>> start
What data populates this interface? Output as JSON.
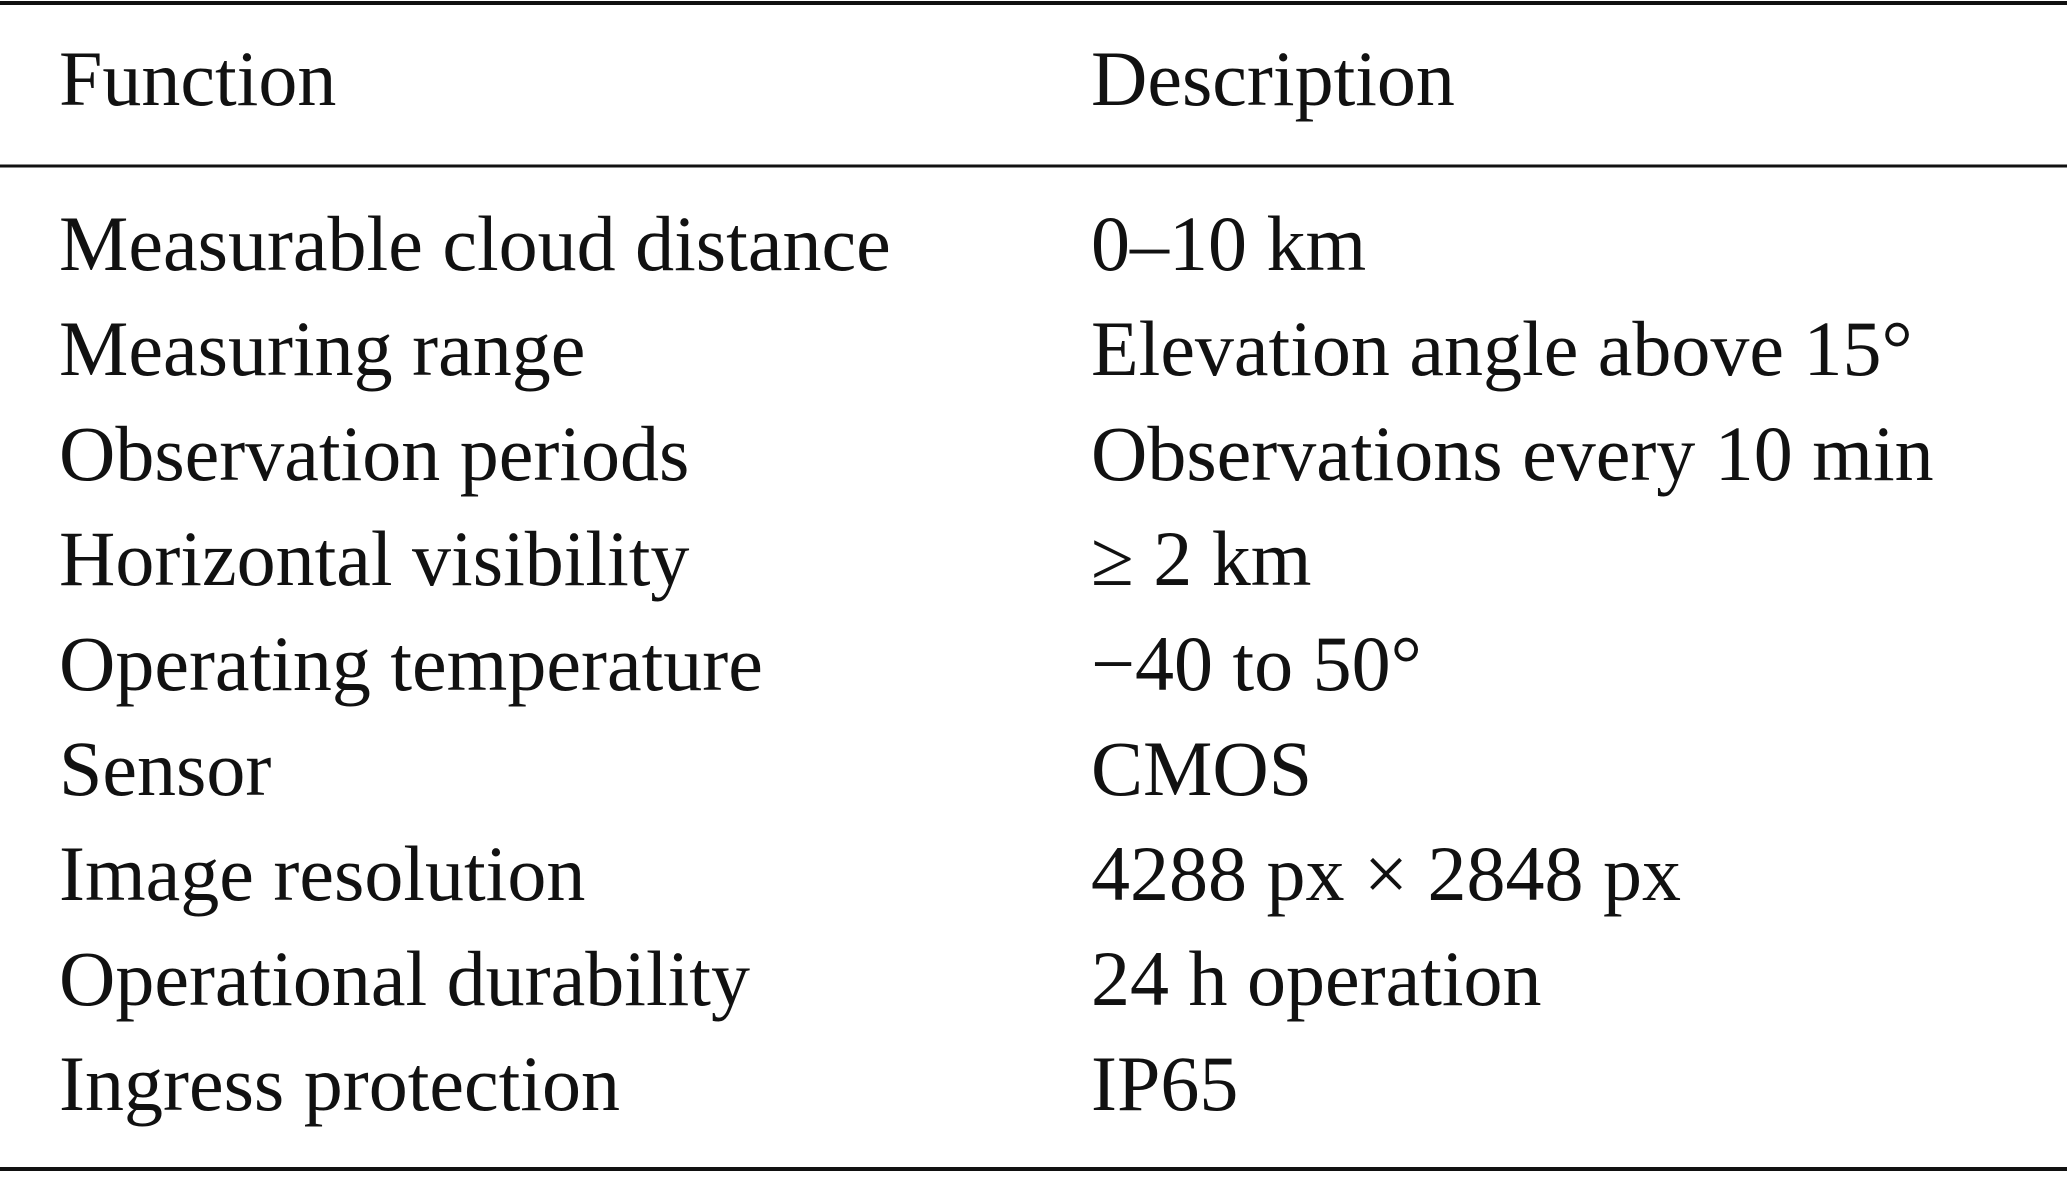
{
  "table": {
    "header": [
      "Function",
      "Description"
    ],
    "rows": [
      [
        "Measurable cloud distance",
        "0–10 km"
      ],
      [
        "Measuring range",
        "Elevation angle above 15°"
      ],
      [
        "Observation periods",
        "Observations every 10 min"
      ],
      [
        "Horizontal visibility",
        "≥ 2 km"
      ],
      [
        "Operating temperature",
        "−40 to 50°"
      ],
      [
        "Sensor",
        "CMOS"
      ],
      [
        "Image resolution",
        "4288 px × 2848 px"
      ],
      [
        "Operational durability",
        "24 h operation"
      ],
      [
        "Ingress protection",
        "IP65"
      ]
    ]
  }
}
>> end
>> start
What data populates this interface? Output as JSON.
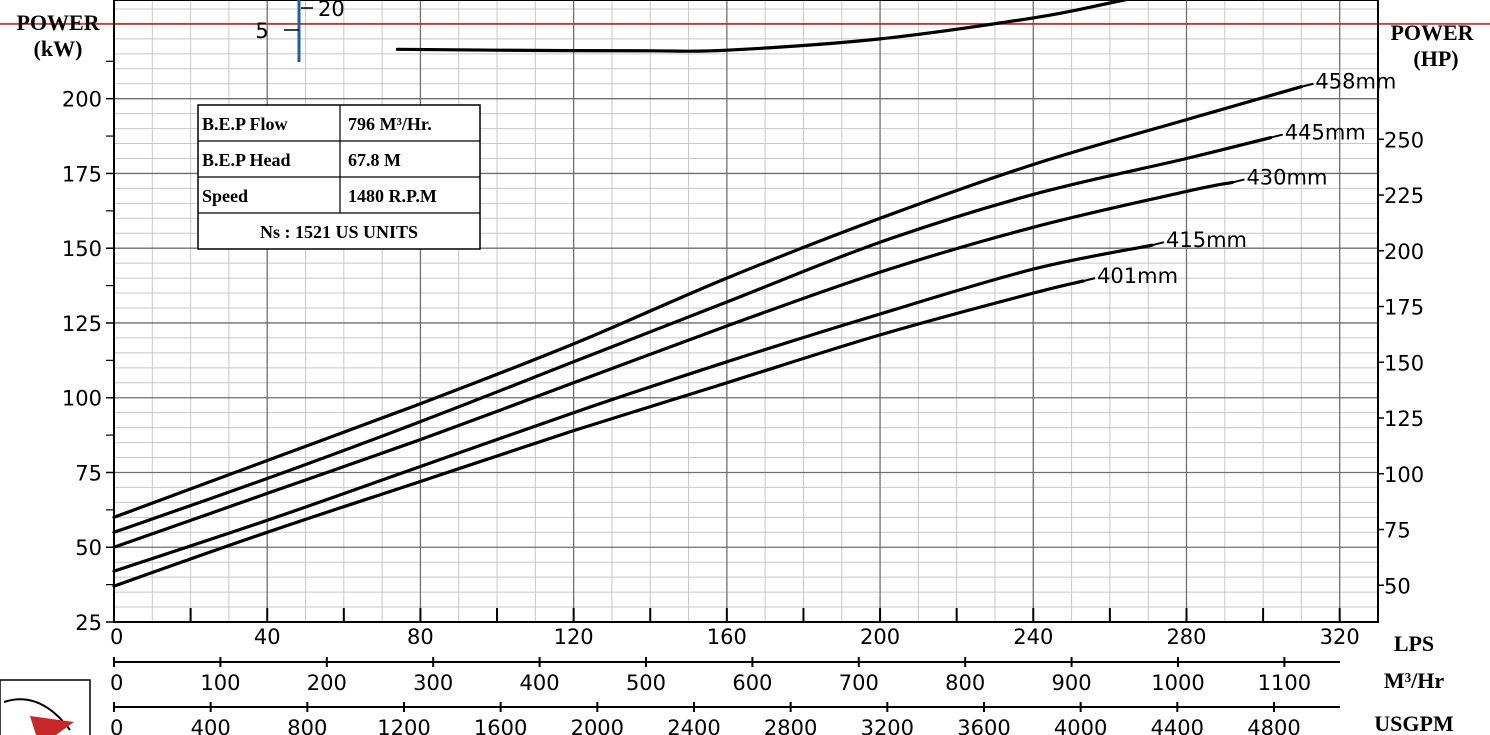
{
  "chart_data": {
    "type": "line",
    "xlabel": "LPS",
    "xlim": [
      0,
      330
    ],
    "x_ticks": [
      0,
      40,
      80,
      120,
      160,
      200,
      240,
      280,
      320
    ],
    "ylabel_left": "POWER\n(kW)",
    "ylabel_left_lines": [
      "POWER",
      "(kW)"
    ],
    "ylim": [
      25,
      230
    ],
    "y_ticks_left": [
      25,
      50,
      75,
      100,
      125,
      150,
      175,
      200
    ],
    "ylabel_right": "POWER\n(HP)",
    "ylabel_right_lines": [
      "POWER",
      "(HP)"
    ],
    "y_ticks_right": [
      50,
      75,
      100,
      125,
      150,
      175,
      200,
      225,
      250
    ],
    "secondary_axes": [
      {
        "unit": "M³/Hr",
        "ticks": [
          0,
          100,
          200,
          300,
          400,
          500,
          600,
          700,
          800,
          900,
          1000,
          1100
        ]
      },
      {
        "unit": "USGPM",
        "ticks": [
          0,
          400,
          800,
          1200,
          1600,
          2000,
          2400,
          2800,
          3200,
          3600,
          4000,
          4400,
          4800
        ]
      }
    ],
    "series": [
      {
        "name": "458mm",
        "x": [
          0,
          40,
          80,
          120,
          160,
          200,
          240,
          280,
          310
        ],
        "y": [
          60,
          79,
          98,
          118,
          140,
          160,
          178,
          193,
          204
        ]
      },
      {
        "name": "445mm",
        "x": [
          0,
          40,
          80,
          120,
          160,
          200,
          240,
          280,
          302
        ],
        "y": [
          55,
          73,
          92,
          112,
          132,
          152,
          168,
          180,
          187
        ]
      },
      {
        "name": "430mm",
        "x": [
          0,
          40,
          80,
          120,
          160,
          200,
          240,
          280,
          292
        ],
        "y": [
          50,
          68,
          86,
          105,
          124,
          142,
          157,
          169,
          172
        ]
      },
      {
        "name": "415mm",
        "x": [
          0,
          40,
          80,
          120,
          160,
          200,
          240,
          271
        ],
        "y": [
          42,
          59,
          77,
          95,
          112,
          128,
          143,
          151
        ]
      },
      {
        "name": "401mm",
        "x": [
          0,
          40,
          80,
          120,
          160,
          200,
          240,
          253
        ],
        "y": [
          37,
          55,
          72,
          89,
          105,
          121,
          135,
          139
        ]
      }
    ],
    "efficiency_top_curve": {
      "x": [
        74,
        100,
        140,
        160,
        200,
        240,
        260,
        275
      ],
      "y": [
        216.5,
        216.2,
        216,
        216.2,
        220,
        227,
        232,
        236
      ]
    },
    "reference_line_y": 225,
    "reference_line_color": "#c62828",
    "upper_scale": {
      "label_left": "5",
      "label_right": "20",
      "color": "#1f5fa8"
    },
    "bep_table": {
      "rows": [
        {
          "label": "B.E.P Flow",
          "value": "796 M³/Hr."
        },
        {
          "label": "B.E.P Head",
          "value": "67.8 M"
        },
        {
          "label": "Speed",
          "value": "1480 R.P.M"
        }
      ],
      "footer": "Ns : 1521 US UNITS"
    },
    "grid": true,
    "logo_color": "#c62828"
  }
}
>> end
INSTRUCTIONS FOR THE TASK:
Above are some records. Report the number of their lines that include "POWER", and add nothing else.

WRITTEN ANSWER:
4